======== TEXTO

Revitalização da Igreja de Santo Alexandre (Museu de Arte Sacra do Pará)
Loíse Corrêa Alencar*
A
Igreja de Santo Alexandre foi sede do Colégio e da Companhia de Jesus na época
do Brasil colônia. Começou a ser construída por volta de 1698 e foi concluída em
1719. O colégio foi dedicado a Santo Alexandre de Bergamo por abrigar relíquias
do santo doadas pelo Papa Urbano VIII, mas anteriormente foi dedicada a São
Francisco Xavier. Em 1759, os jesuítas foram expulsos e o colégio foi reformado
e passou a ser usado como palácio dos bispos da cidade, foi o local de
hospedagem do Papa João Paulo II, quando este visitou Belém em 1980.
A
igreja foi construída com mão-de-obra indígena empregada pelos jesuítas. Os
próprios púlpitos e obras que ornamentam a igreja são atribuídos ao padre
austríaco João Xavier Traer, que dirigiu a oficina de escultura do colégio
durante as primeiras décadas do século XIII e ensinou a técnica aos indígenas.
Segundo
Ramiro Quaresma, a igreja possui estilo arquitetônico geral correspondente ao
maneirismo, favorecido pelos padres jesuítas portugueses, e é um dos templos
mais importantes erguido pelos padres da Companhia do Brasil. Pode-se perceber,
inclusive, a semelhança com a Igreja Jesuíta de Salvador, atual Catedral
Basílica Primacial de São Salvador, construída entre 1652 e 1672. As duas são
importantes monumentos barrocos dos centros históricos de Belém e Salvador,
respectivamente. No entanto, a igreja de Belém foi construída com menor rigor
técnico, provavelmente devido à mão-de-obra de caráter indígena empregada pelos
jesuítas.
Além
do edifício principal, correspondente à igreja, no decorrer do século XVIII, o
edifício do Colégio foi construído anexado a primeira. Quanto às
características arquitetônicas, a igreja possui uma monumental fachada com
quatro andares de altura. O frontão da parte superior da fachada é formado por
duas grandes volutas, que formam um topo no seu encontro, onde há uma cruz e é
ladeado por duas torres. O frontão também possui alguns nichos, onde antes eram
abrigadas estátuas de santos jesuítas que hoje estão perdidas.
As
três portas de acesso ao primeiro piso do templo também são ornamentadas com
volutas, enquanto os pilares são decorados com motivos maneiristas em
alto-relevo, o que cria interessantes efeitos de luz e sombra.

================

**INSTRUÇÕES E REQUISITOS:** Dê continuidade ao texto acima sobre a Igreja de Santo Alexandre, começando logo após a sua última frase.

======== MATERIAL EXTRAÍDO

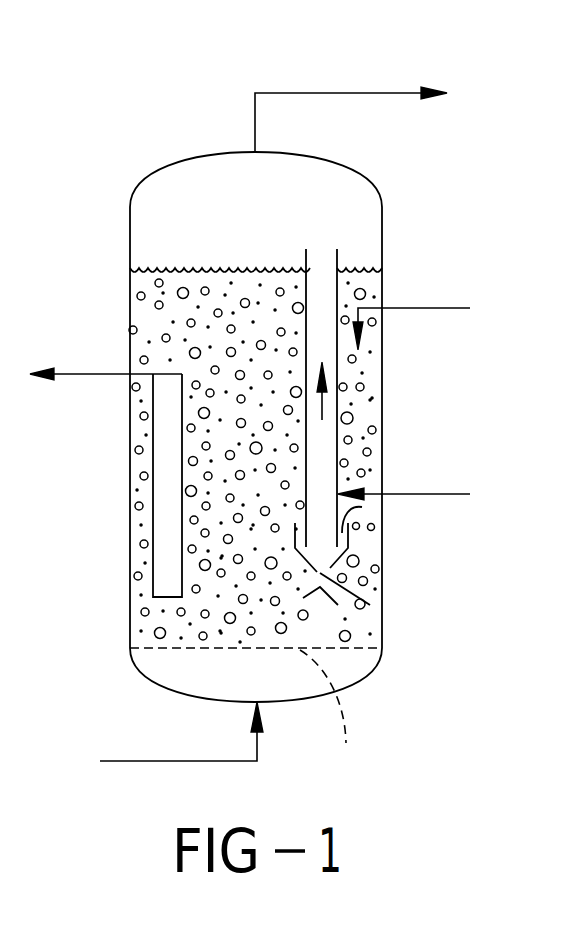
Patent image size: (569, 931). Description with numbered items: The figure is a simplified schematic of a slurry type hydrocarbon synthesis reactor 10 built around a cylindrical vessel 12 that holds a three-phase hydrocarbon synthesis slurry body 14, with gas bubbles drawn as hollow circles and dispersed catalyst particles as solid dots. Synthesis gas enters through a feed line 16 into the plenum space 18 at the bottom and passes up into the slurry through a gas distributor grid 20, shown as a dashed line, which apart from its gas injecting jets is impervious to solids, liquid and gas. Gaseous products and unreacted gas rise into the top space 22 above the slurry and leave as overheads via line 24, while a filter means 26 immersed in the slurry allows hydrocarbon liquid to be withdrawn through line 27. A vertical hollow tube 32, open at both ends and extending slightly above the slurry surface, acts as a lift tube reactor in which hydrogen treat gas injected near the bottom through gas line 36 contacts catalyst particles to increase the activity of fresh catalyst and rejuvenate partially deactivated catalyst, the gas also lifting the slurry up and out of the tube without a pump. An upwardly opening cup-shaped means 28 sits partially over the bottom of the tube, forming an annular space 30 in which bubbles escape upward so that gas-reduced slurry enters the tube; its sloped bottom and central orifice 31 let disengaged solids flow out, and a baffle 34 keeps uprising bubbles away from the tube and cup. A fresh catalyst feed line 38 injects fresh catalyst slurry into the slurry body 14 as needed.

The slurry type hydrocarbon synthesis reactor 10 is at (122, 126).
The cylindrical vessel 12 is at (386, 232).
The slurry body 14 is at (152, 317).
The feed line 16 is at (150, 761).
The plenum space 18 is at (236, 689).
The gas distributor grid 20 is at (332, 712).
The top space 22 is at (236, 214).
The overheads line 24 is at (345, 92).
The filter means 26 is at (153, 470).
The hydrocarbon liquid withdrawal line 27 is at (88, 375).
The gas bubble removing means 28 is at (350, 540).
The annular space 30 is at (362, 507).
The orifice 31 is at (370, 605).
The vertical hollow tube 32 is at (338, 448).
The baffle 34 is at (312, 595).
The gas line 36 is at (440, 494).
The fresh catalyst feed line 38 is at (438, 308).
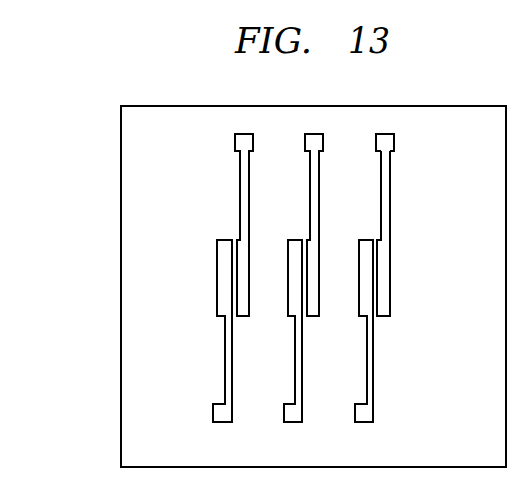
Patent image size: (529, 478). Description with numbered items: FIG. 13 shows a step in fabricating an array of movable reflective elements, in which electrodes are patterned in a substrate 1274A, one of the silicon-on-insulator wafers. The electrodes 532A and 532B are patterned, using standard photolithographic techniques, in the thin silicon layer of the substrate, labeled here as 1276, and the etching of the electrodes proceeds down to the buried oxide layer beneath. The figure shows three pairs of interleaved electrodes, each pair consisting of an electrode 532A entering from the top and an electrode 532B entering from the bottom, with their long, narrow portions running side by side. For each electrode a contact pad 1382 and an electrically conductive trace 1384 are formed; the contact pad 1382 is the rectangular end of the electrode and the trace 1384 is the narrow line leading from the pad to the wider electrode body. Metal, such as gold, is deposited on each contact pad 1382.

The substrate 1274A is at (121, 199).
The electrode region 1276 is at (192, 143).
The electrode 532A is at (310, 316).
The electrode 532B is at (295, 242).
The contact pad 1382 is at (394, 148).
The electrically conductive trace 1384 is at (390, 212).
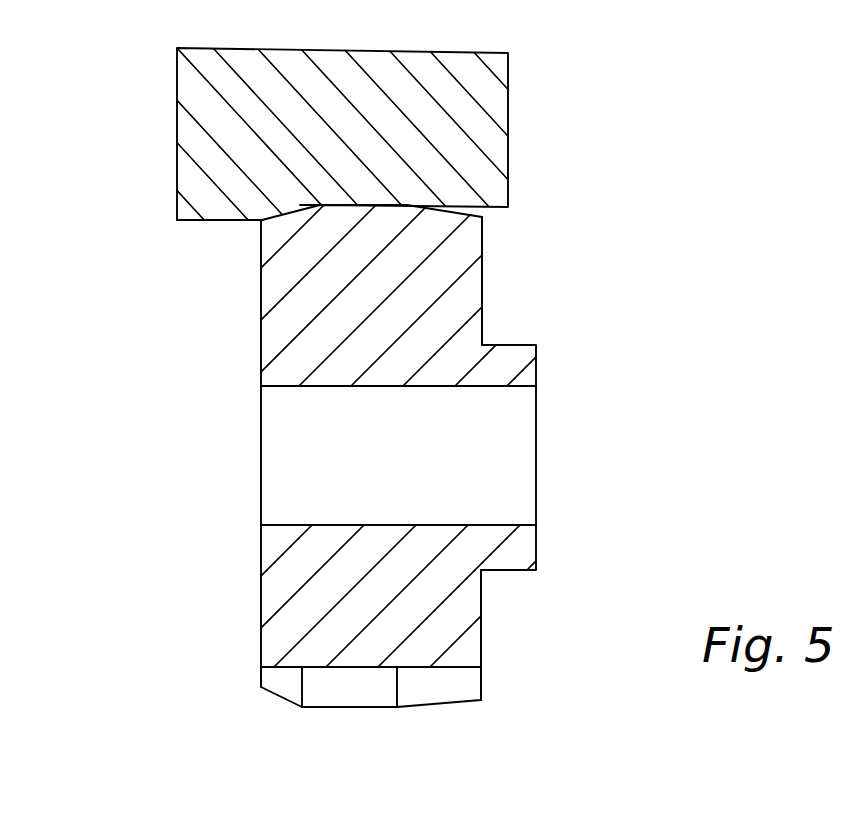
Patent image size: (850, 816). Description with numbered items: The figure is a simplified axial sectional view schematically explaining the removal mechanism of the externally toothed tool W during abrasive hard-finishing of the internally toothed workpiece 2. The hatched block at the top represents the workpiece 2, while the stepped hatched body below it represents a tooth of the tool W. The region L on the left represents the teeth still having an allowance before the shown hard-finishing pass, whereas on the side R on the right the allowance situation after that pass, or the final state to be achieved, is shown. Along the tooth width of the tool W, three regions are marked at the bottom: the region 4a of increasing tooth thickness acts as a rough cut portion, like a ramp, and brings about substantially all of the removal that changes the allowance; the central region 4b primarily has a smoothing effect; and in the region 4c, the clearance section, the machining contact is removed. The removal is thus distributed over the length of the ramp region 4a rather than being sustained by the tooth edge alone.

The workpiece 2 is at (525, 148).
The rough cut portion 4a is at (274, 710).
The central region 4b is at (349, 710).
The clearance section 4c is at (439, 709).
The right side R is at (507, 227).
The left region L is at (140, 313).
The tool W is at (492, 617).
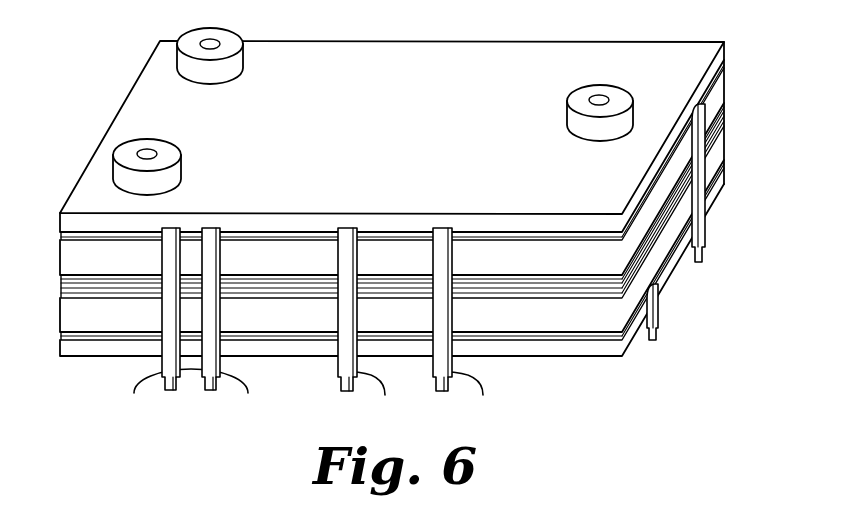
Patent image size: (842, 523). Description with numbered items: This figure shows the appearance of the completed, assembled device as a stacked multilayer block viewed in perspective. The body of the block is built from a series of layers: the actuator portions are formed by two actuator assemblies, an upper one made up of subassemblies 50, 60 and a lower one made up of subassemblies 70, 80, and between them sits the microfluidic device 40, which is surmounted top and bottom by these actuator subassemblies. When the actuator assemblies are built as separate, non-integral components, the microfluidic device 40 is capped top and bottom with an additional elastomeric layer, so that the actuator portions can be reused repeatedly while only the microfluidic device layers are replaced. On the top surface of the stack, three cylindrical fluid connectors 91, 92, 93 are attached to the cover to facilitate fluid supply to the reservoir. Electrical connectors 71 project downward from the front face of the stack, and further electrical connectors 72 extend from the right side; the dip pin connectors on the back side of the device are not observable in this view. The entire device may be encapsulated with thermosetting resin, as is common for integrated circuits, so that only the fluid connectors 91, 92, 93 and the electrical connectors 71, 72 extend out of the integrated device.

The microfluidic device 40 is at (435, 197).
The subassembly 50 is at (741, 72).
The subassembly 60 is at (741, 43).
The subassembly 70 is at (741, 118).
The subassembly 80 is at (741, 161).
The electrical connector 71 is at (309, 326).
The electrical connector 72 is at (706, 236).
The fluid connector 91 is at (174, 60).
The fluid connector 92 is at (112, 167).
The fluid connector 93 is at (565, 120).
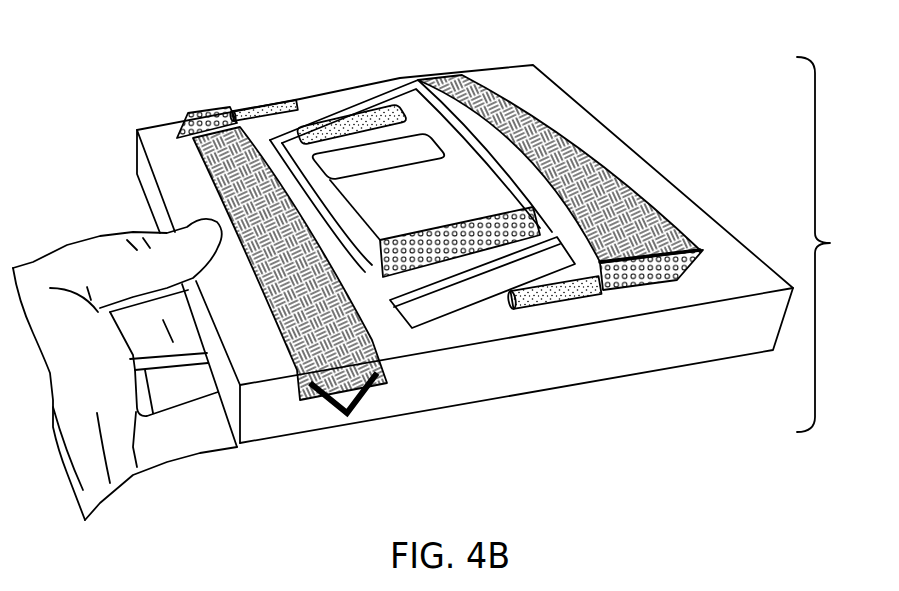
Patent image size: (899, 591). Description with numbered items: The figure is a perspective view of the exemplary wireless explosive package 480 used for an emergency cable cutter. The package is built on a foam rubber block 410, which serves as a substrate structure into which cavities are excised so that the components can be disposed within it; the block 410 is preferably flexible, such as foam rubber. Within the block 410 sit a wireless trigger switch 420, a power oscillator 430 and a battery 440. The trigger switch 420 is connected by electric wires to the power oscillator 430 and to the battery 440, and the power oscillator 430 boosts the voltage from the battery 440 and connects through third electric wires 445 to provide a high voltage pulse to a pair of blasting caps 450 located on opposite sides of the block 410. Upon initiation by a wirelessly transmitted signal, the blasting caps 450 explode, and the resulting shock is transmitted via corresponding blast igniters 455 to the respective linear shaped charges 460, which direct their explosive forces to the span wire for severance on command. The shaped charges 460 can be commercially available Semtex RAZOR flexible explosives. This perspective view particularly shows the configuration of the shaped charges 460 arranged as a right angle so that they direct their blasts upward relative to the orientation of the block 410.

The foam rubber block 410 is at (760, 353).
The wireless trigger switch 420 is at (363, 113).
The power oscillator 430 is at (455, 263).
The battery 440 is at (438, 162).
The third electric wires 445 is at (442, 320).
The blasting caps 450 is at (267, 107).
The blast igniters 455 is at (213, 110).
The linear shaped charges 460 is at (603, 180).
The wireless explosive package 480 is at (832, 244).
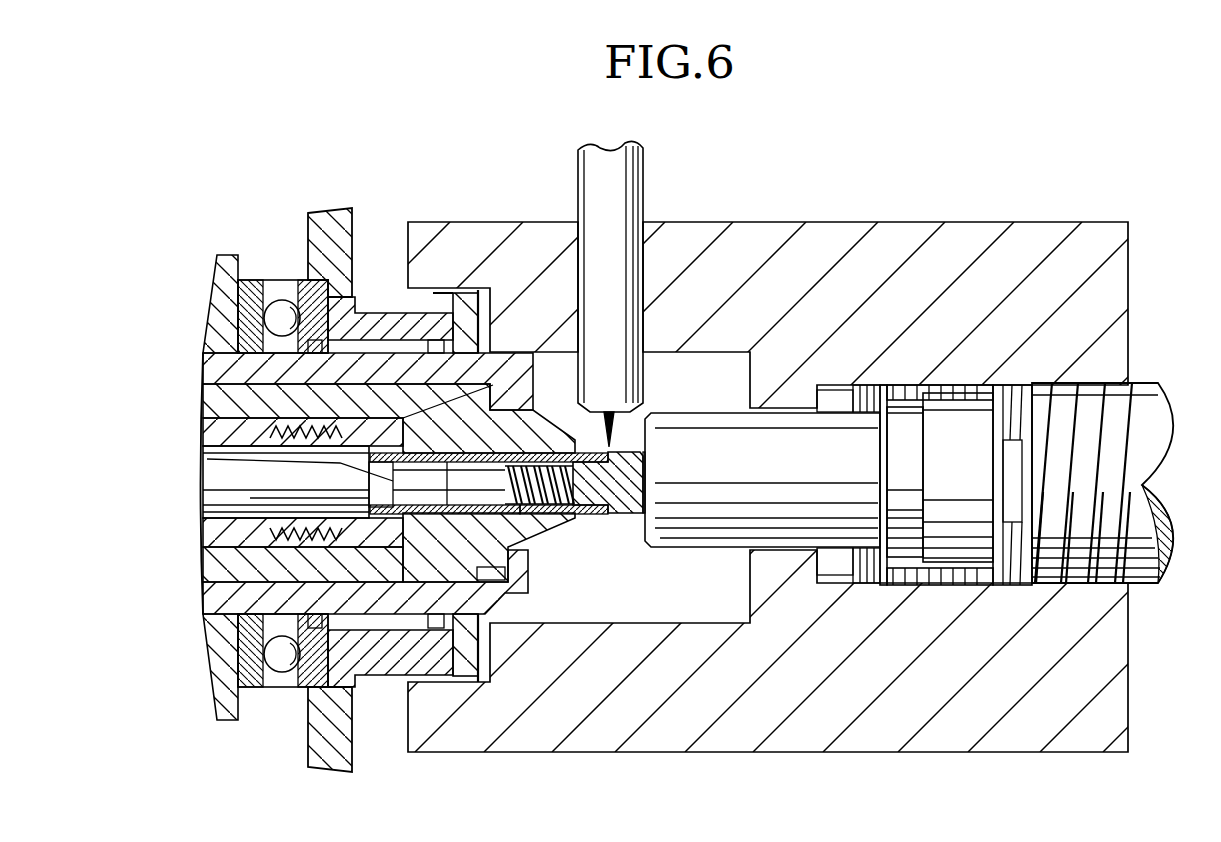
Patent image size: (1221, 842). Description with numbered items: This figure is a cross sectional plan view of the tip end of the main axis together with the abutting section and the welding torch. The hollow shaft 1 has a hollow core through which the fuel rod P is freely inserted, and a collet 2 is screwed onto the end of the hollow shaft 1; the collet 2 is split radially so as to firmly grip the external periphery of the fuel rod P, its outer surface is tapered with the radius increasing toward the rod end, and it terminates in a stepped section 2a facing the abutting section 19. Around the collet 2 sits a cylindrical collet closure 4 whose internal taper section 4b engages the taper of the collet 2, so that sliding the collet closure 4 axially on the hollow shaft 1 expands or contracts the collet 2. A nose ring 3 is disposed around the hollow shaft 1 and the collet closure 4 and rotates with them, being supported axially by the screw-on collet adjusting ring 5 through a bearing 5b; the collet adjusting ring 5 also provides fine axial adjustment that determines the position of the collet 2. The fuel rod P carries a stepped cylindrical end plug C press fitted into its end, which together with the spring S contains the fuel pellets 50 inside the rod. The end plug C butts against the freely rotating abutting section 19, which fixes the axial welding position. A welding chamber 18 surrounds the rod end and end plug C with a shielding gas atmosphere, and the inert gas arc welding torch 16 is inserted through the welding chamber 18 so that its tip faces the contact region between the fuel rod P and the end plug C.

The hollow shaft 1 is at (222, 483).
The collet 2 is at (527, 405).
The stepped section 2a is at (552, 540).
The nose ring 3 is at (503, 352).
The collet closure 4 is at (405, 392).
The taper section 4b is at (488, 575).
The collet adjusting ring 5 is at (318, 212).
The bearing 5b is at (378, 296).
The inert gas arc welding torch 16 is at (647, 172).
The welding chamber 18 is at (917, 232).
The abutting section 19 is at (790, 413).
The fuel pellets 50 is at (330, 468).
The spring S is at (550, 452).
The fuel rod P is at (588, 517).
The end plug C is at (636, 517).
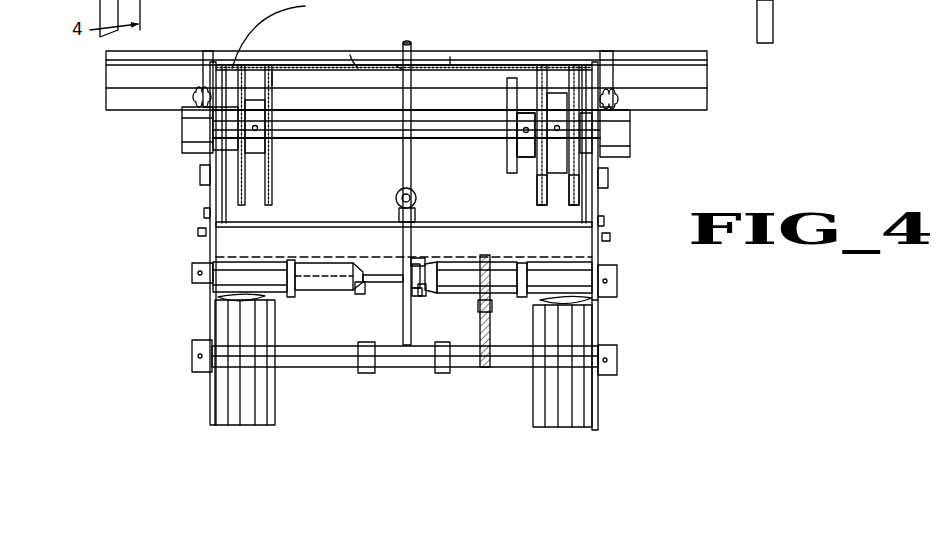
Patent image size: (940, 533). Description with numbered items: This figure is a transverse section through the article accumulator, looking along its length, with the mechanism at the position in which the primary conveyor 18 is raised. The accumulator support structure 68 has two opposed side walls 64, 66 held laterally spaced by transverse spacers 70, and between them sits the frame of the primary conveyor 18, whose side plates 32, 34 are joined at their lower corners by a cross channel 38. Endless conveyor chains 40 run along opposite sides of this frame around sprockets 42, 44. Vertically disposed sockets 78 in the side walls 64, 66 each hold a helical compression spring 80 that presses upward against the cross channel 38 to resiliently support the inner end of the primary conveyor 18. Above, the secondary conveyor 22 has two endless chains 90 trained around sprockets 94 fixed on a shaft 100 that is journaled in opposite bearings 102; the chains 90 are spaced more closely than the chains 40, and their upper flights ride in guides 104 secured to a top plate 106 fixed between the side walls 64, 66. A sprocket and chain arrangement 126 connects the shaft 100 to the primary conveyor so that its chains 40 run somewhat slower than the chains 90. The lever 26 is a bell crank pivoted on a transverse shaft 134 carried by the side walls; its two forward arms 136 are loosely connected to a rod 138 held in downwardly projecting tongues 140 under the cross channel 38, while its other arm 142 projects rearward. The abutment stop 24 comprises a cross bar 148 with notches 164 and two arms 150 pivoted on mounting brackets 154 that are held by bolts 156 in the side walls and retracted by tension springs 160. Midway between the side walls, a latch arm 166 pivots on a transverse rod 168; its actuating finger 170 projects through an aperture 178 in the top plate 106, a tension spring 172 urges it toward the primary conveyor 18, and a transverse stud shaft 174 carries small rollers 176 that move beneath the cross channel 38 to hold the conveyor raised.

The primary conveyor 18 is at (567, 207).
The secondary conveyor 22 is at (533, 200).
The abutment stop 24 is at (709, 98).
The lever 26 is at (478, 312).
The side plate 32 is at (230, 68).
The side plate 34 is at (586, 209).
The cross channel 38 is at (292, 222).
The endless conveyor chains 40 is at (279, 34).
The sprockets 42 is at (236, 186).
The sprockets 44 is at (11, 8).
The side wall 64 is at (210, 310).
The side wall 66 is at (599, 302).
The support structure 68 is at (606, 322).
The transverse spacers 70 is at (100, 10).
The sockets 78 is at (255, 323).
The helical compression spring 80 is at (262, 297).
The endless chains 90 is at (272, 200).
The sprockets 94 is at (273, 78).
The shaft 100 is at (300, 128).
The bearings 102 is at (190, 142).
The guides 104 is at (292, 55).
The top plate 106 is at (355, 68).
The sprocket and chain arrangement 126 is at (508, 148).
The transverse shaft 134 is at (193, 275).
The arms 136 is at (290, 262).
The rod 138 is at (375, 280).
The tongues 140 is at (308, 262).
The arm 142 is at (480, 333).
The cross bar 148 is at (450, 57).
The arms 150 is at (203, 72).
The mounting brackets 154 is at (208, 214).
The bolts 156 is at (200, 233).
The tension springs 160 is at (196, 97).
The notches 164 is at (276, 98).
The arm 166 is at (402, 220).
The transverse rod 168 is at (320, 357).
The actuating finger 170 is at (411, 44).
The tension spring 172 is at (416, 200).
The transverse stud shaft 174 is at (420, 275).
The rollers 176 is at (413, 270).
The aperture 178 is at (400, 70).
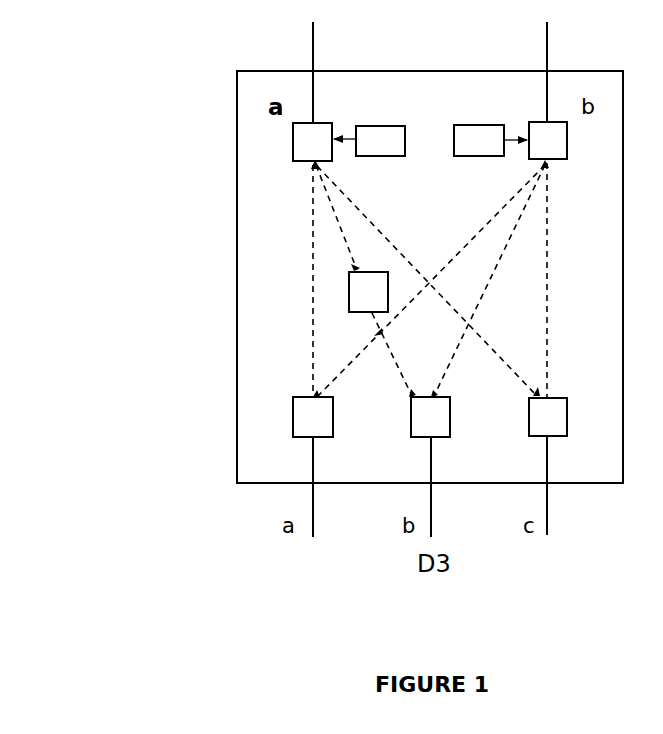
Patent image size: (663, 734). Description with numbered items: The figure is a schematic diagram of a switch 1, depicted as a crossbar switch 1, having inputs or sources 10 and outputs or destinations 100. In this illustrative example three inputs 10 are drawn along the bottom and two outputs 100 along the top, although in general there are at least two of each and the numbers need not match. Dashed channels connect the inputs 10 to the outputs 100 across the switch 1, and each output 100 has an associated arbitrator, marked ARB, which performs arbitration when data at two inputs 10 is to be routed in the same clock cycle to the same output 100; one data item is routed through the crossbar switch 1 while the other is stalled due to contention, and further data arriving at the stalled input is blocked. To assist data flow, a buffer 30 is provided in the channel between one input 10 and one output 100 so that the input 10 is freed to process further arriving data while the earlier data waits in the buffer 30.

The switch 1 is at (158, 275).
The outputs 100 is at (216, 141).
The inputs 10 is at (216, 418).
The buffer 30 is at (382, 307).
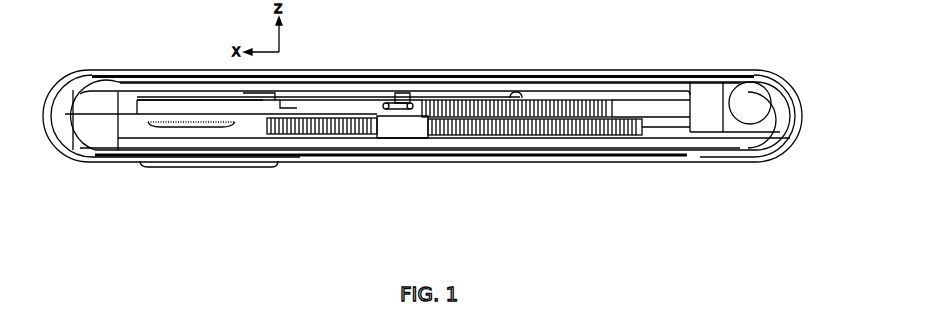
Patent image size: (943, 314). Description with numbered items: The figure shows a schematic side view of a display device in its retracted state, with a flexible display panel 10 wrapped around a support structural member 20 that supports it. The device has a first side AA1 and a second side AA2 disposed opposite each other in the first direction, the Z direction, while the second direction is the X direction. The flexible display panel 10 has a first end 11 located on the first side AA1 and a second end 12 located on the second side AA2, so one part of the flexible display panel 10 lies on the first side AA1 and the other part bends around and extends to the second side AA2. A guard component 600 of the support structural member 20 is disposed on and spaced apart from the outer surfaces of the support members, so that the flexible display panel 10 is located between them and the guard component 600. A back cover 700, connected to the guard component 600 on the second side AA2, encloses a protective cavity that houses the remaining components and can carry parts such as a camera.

================

**RESULTADO DA TAREFA:**
Fachada da Igreja e Colégio Santo
Alexandre, a igreja é frequentemente alugada para casamentos e outros eventos.
Fonte: Mariana e Fabrício.
O interior da igreja é composto
por nave única em forma de cruz latina, com quatro capelas de cada lado, além
de uma sacristia, que se encontra ao lado da capela-mor. Essa sacristia,
situada na lateral esquerda da nave é ornada com retábulo dourado, trabalhada a
pintura no forro e apresenta grande arcaz do século XVIII. No coro está exposta
a imaginária sacra, e se tem uma ampla visão da nave da Igreja. Próximo às
tribunas as imagens de roca, utilizadas em procissões e fabricadas no século
XIX, ganham destaque juntamente com anjos adoradores. Destacam-se também as
obras em talha esculpidas por João Xavier Traer e os indígenas da sua oficina
de arte. Dentre essas obras, destacam-se dois magníficos púlpitos, no estilo
“Dom João V”, decorados com anjinhos inspirados na arte barroca austríaca, de
onde se originou Traer. Destacam-se também os retábulos nas capelas laterais e
capela mor. (Revista Salão Xumucuís de Arte Digital, 2010).
Hoje
a Igreja está integrada ao Museu de Arte Sacra (MAS), fez parte de um projeto
de revitalização do centro histórico de Belém, tanto a igreja quanto o colégio
foram tombados pelo IPHAN, em 1941.
O
edifício correspondente ao colégio possui loja, galeria de arte, biblioteca,
além de áreas destinadas ao restauro de obras. O edifício da igreja é destinado
a missas esporádicas, apresentação de concertos de música, teatro, casamentos,
entre outros eventos, informações sobre a programação do museu e os horários de
visitação também podem ser encontradas no site da Prefeitura de Belém.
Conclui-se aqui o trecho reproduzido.